▶ [Set problem] Every entry below should be transcribed exactly; pictures stay out of the copy.

▶ [Extracted material]
--- START ---

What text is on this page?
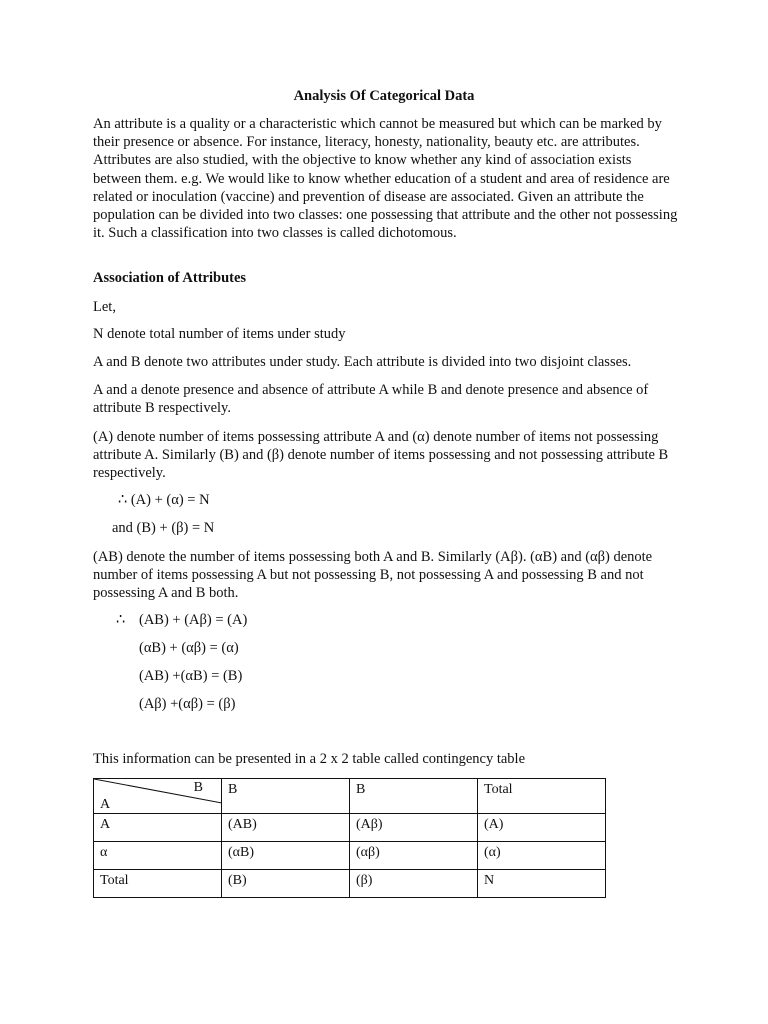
Analysis Of Categorical Data

An attribute is a quality or a characteristic which cannot be measured but which can be marked by their presence or absence. For instance, literacy, honesty, nationality, beauty etc. are attributes. Attributes are also studied, with the objective to know whether any kind of association exists between them. e.g. We would like to know whether education of a student and area of residence are related or inoculation (vaccine) and prevention of disease are associated. Given an attribute the population can be divided into two classes: one possessing that attribute and the other not possessing it. Such a classification into two classes is called dichotomous.

Association of Attributes
Let,
N denote total number of items under study
A and B denote two attributes under study. Each attribute is divided into two disjoint classes.

A and a denote presence and absence of attribute A while B and denote presence and absence of attribute B respectively.

(A) denote number of items possessing attribute A and (α) denote number of items not possessing attribute A. Similarly (B) and (β) denote number of items possessing and not possessing attribute B respectively.

∴ (A) + (α) = N
and (B) + (β) = N

(AB) denote the number of items possessing both A and B. Similarly (Aβ). (αB) and (αβ) denote number of items possessing A but not possessing B, not possessing A and possessing B and not possessing A and B both.

∴ (AB) + (Aβ) = (A)
(αB) + (αβ) = (α)
(AB) +(αB) = (B)
(Aβ) +(αβ) = (β)
This information can be presented in a 2 x 2 table called contingency table
B
A	B	B	Total
A	(AB)	(Aβ)	(A)
α	(αB)	(αβ)	(α)
Total	(B)	(β)	N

--- END ---

▶ [Solution to this exercise]
What text is on this page?
Analysis Of Categorical Data

An attribute is a quality or a characteristic which cannot be measured but which can be marked by their presence or absence. For instance, literacy, honesty, nationality, beauty etc. are attributes. Attributes are also studied, with the objective to know whether any kind of association exists between them. e.g. We would like to know whether education of a student and area of residence are related or inoculation (vaccine) and prevention of disease are associated. Given an attribute the population can be divided into two classes: one possessing that attribute and the other not possessing it. Such a classification into two classes is called dichotomous.

Association of Attributes
Let,
N denote total number of items under study
A and B denote two attributes under study. Each attribute is divided into two disjoint classes.

A and a denote presence and absence of attribute A while B and denote presence and absence of attribute B respectively.

(A) denote number of items possessing attribute A and (α) denote number of items not possessing attribute A. Similarly (B) and (β) denote number of items possessing and not possessing attribute B respectively.

∴ (A) + (α) = N
and (B) + (β) = N

(AB) denote the number of items possessing both A and B. Similarly (Aβ). (αB) and (αβ) denote number of items possessing A but not possessing B, not possessing A and possessing B and not possessing A and B both.

∴ (AB) + (Aβ) = (A)
(αB) + (αβ) = (α)
(AB) +(αB) = (B)
(Aβ) +(αβ) = (β)
This information can be presented in a 2 x 2 table called contingency table
B
A	B	B	Total
A	(AB)	(Aβ)	(A)
α	(αB)	(αβ)	(α)
Total	(B)	(β)	N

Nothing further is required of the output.